◆ **目的 a**: 次のエントリーの「theta-line: [328, 160, 900, 653]」がある行から「theta-label: 370: [384, 205, 409, 221]」がある行までを、「isotherm-line」を「temp-line」に名前を変えて書き出してください。ほかの部分は変えないでください。

◆ **本文**:
* * * * * * *

夏らしい、懐かしい。

 この週末は暑かった。身中に夏が入ってきたかのような感じ。


 昨日の土曜日は、屋内仕事で私鉄の海辺の駅まで行った。毎年10月に野外仕事で行っていた場所である。野外仕事をやめた今年はもう行くことはないだろうと思っていた。それが、この夏日に訪れることになろうとは分からないものである。駅から歩いて15分ほどのところにある公共施設で屋内仕事。仕事の都合で施設に冷房はない。30年近く野外仕事をしてきてそれなりに暑い思いを毎年してきたが、風の入らない蒸し暑い屋内の暑さもまた格別である。全身に纏っている衣服が、さっきまで洗濯機の中で回っていたのではないかと思うくらいぐっしょりと水分を含んでいる。もう汗なんかかき放題である。


 夕方屋内仕事終了。この海辺の私鉄駅にきた時にはやはりあの駅前の新刊書店へ寄らねばならない。あのお婆ちゃんが健在で店番をしているかを確認しなければならない。大きなボストンバッグに仕事用の道具が入ったバッグが二つという大荷物なので狭い店内に持って入るのは心苦しい。ガラス戸越しに見える場所に置いてから店内へ。レジカウンターの向こうにお婆ちゃんの姿を発見。ホッとする。この店で毎年本を買ってきた。もちろん、今日も買うつもりである。文庫の棚が店の半分を占めているので、やはりここが猟場となる。毎日地元本屋の文庫棚を眺めている者にとって目新しい本はほとんどない。そのため、発想を変えて見慣れているくらいの有名作品で未読のものを探すことにする。そこで選んだのがこれ。


張込み (新潮文庫―傑作短篇集)


 レジに持って行くとお婆ちゃんに付き添う男性(たぶん息子さんだろう)がカバーを掛けてくれる。来年は来られるだろうかと思いつつ店を出る。

* * * * * * *

◆ **目的 b**: 本文の「昨日の土曜日は、屋内仕事で私」から「だろうかと思いつつ店を出る。」までを、そのまま書き写してください。

* * * * * * *

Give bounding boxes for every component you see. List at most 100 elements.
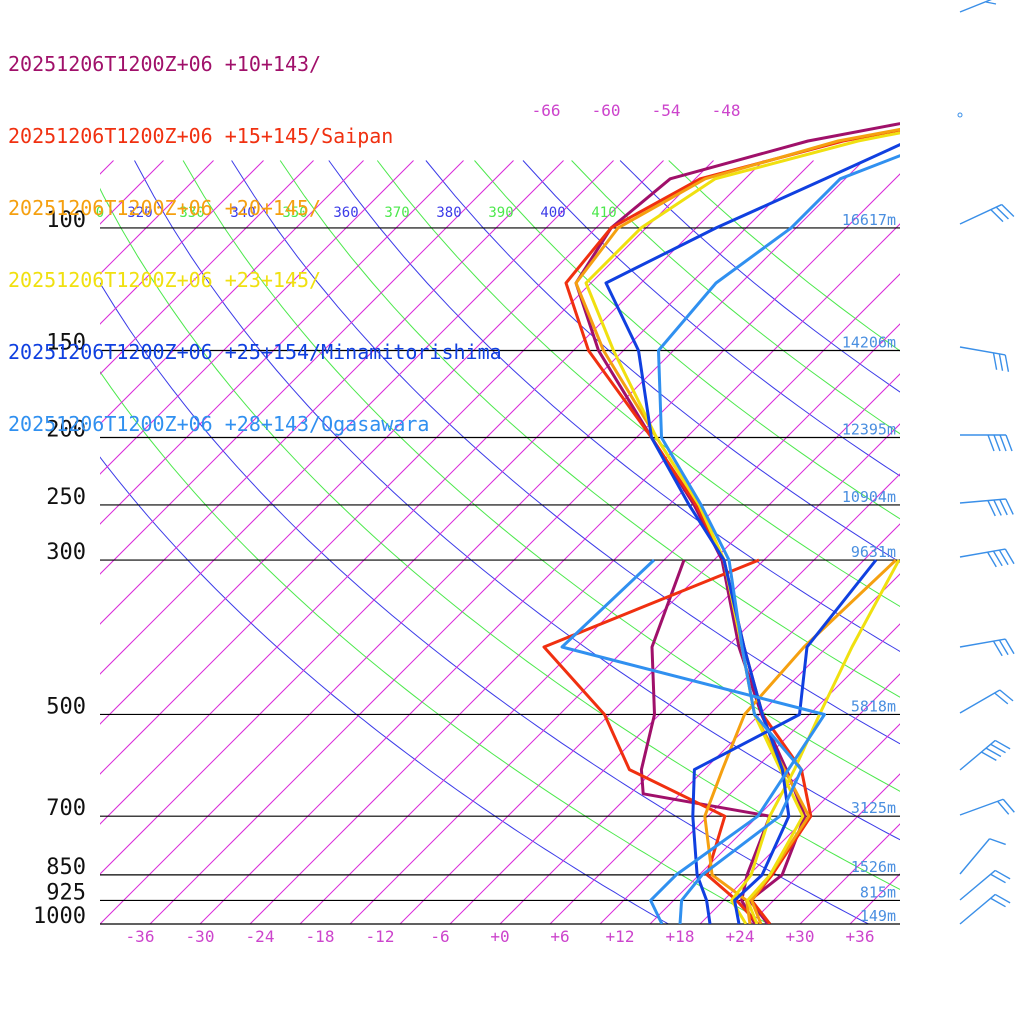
theta-line: [328, 160, 900, 653]
theta-line: [279, 160, 900, 698]
isotherm-line: [100, 160, 864, 924]
temperature-tick-label: -6: [430, 927, 449, 946]
pressure-label: 1000: [33, 904, 86, 929]
wind-barb-staff: [959, 798, 1004, 816]
theta-label: 370: [384, 205, 409, 221]
wind-barb: [959, 548, 1015, 568]
wind-barb-feather: [990, 743, 1006, 754]
pressure-label: 925: [46, 880, 86, 905]
wind-barb-feather: [990, 209, 1004, 223]
wind-barb: [959, 638, 1015, 657]
wind-barb-feather: [985, 747, 1002, 758]
temperature-tick-label: -36: [126, 927, 155, 946]
temperature-tick-label: -24: [246, 927, 275, 946]
temperature-tick-label: +12: [606, 927, 635, 946]
isotherm-line: [935, 160, 1024, 938]
wind-barb-feather: [997, 800, 1010, 815]
wind-barb: [959, 203, 1015, 225]
temperature-profile: [657, 154, 900, 924]
wind-barb: [959, 893, 1011, 925]
theta-line: [134, 160, 900, 841]
temperature-tick-label: -18: [306, 927, 335, 946]
legend-entry: 20251206T1200Z+06 +25+154/Minamitorishim…: [8, 340, 502, 364]
wind-barb-feather: [999, 499, 1008, 516]
wind-barb-feather: [998, 549, 1009, 566]
isotherm-line: [549, 573, 900, 924]
height-label: 1526m: [851, 858, 896, 876]
height-label: 3125m: [851, 799, 896, 817]
wind-barb-feather: [1004, 638, 1015, 655]
isotherm-line: [100, 160, 314, 375]
theta-label: 390: [488, 205, 513, 221]
theta-label: 320: [127, 205, 152, 221]
isotherm-line: [100, 160, 814, 875]
wind-barb-feather: [998, 639, 1009, 656]
wind-barb: [959, 346, 1010, 372]
wind-barb: [959, 838, 1006, 875]
wind-barb-staff: [959, 498, 1006, 504]
wind-barb-feather: [993, 434, 1001, 452]
wind-barb-feather: [990, 873, 1006, 884]
isotherm-line: [799, 823, 900, 924]
wind-barb-feather: [992, 550, 1003, 567]
isotherm-line: [100, 160, 614, 675]
theta-label: 330: [179, 205, 204, 221]
wind-barb-feather: [994, 869, 1011, 880]
theta-line: [619, 160, 900, 393]
wind-barb: [959, 498, 1014, 517]
theta-label: 350: [282, 205, 307, 221]
dewpoint-profile: [691, 559, 878, 924]
wind-barb-feather: [989, 838, 1006, 846]
theta-line: [425, 160, 900, 563]
wind-barb-feather: [981, 751, 997, 762]
isotherm-line: [499, 523, 900, 924]
height-label: 9631m: [851, 543, 896, 561]
height-label: 12395m: [842, 420, 896, 438]
dewpoint-profile: [542, 558, 760, 924]
isotherm-line: [100, 160, 764, 825]
pressure-label: 200: [46, 417, 86, 442]
wind-barb-feather: [987, 434, 995, 452]
wind-barb-staff: [959, 838, 991, 875]
wind-barb-feather: [1002, 798, 1015, 813]
theta-label: 400: [540, 205, 565, 221]
isotherm-line: [100, 160, 364, 425]
theta-label: 0: [96, 205, 104, 221]
temperature-tick-label: -12: [366, 927, 395, 946]
isotherm-line: [100, 160, 514, 575]
upper-isotherm-label: -48: [712, 101, 741, 120]
temperature-tick-label: +6: [550, 927, 569, 946]
legend-entry: 20251206T1200Z+06 +10+143/: [8, 52, 322, 76]
theta-line: [100, 370, 770, 924]
wind-barb-feather: [993, 499, 1002, 516]
dewpoint-profile: [560, 558, 826, 924]
pressure-label: 150: [46, 331, 86, 356]
theta-line: [100, 282, 870, 924]
temperature-tick-label: -30: [186, 927, 215, 946]
calm-wind-icon: [957, 112, 963, 118]
isotherm-line: [599, 623, 900, 924]
wind-barb-feather: [992, 352, 998, 370]
isotherm-line: [699, 723, 900, 924]
height-label: 14206m: [842, 334, 896, 352]
wind-barb-feather: [999, 689, 1014, 702]
legend-entry: 20251206T1200Z+06 +15+145/Saipan: [8, 124, 394, 148]
legend: 20251206T1200Z+06 +10+143/ 20251206T1200…: [8, 4, 502, 460]
wind-barb-feather: [999, 434, 1007, 452]
isotherm-line: [100, 160, 714, 775]
isotherm-line: [449, 473, 900, 924]
pressure-label: 300: [46, 540, 86, 565]
isotherm-line: [199, 223, 900, 924]
theta-label: 410: [591, 205, 616, 221]
temperature-tick-label: +0: [490, 927, 509, 946]
isotherm-line: [100, 160, 414, 475]
wind-barb-feather: [994, 692, 1009, 705]
wind-barb-staff: [959, 869, 996, 901]
temperature-tick-label: +24: [726, 927, 755, 946]
wind-barb-staff: [959, 739, 996, 771]
height-label: 16617m: [842, 211, 896, 229]
isotherm-line: [649, 673, 900, 924]
wind-barb-feather: [995, 206, 1009, 220]
legend-entry: 20251206T1200Z+06 +28+143/Ogasawara: [8, 412, 430, 436]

* * * * * * *

◆ **回答 a**:
theta-line: [328, 160, 900, 653]
theta-line: [279, 160, 900, 698]
temp-line: [100, 160, 864, 924]
temperature-tick-label: -6: [430, 927, 449, 946]
pressure-label: 1000: [33, 904, 86, 929]
wind-barb-staff: [959, 798, 1004, 816]
theta-label: 370: [384, 205, 409, 221]

◆ **回答 b**:
昨日の土曜日は、屋内仕事で私鉄の海辺の駅まで行った。毎年10月に野外仕事で行っていた場所である。野外仕事をやめた今年はもう行くことはないだろうと思っていた。それが、この夏日に訪れることになろうとは分からないものである。駅から歩いて15分ほどのところにある公共施設で屋内仕事。仕事の都合で施設に冷房はない。30年近く野外仕事をしてきてそれなりに暑い思いを毎年してきたが、風の入らない蒸し暑い屋内の暑さもまた格別である。全身に纏っている衣服が、さっきまで洗濯機の中で回っていたのではないかと思うくらいぐっしょりと水分を含んでいる。もう汗なんかかき放題である。


 夕方屋内仕事終了。この海辺の私鉄駅にきた時にはやはりあの駅前の新刊書店へ寄らねばならない。あのお婆ちゃんが健在で店番をしているかを確認しなければならない。大きなボストンバッグに仕事用の道具が入ったバッグが二つという大荷物なので狭い店内に持って入るのは心苦しい。ガラス戸越しに見える場所に置いてから店内へ。レジカウンターの向こうにお婆ちゃんの姿を発見。ホッとする。この店で毎年本を買ってきた。もちろん、今日も買うつもりである。文庫の棚が店の半分を占めているので、やはりここが猟場となる。毎日地元本屋の文庫棚を眺めている者にとって目新しい本はほとんどない。そのため、発想を変えて見慣れているくらいの有名作品で未読のものを探すことにする。そこで選んだのがこれ。


張込み (新潮文庫―傑作短篇集)


 レジに持って行くとお婆ちゃんに付き添う男性(たぶん息子さんだろう)がカバーを掛けてくれる。来年は来られるだろうかと思いつつ店を出る。